◆ RECORD LIST
########
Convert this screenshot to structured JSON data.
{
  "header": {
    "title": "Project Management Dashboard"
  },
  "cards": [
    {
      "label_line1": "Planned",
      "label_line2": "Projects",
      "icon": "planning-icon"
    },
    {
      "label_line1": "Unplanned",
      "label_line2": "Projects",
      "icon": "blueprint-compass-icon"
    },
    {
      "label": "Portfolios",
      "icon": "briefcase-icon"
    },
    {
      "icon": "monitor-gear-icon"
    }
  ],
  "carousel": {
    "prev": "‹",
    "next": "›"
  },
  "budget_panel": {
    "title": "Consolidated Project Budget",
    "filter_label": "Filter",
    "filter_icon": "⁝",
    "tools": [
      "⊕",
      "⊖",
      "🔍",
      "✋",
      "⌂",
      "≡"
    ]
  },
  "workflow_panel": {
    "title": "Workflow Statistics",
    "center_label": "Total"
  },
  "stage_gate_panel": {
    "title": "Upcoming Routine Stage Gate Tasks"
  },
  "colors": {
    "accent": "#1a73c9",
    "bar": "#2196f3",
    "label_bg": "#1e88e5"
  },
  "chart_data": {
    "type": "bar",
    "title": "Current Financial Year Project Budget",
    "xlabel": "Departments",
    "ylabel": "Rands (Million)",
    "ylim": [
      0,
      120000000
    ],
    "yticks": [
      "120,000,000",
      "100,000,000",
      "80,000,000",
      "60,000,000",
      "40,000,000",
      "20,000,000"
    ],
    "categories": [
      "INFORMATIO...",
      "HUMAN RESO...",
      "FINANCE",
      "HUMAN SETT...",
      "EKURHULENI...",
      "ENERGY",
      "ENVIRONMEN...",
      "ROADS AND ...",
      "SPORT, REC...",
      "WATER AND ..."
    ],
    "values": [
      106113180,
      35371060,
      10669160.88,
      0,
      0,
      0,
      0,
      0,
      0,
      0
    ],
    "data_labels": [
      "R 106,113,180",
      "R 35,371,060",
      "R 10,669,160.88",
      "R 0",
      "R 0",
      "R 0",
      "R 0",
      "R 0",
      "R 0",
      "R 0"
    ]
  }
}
########
◆ WHAT THE EXERCISE ASKS
Pull out each line of the entries that contains "title".

◆ SOLUTION BELOW
    "title": "Project Management Dashboard"
    "title": "Consolidated Project Budget",
    "title": "Workflow Statistics",
    "title": "Upcoming Routine Stage Gate Tasks"
    "title": "Current Financial Year Project Budget",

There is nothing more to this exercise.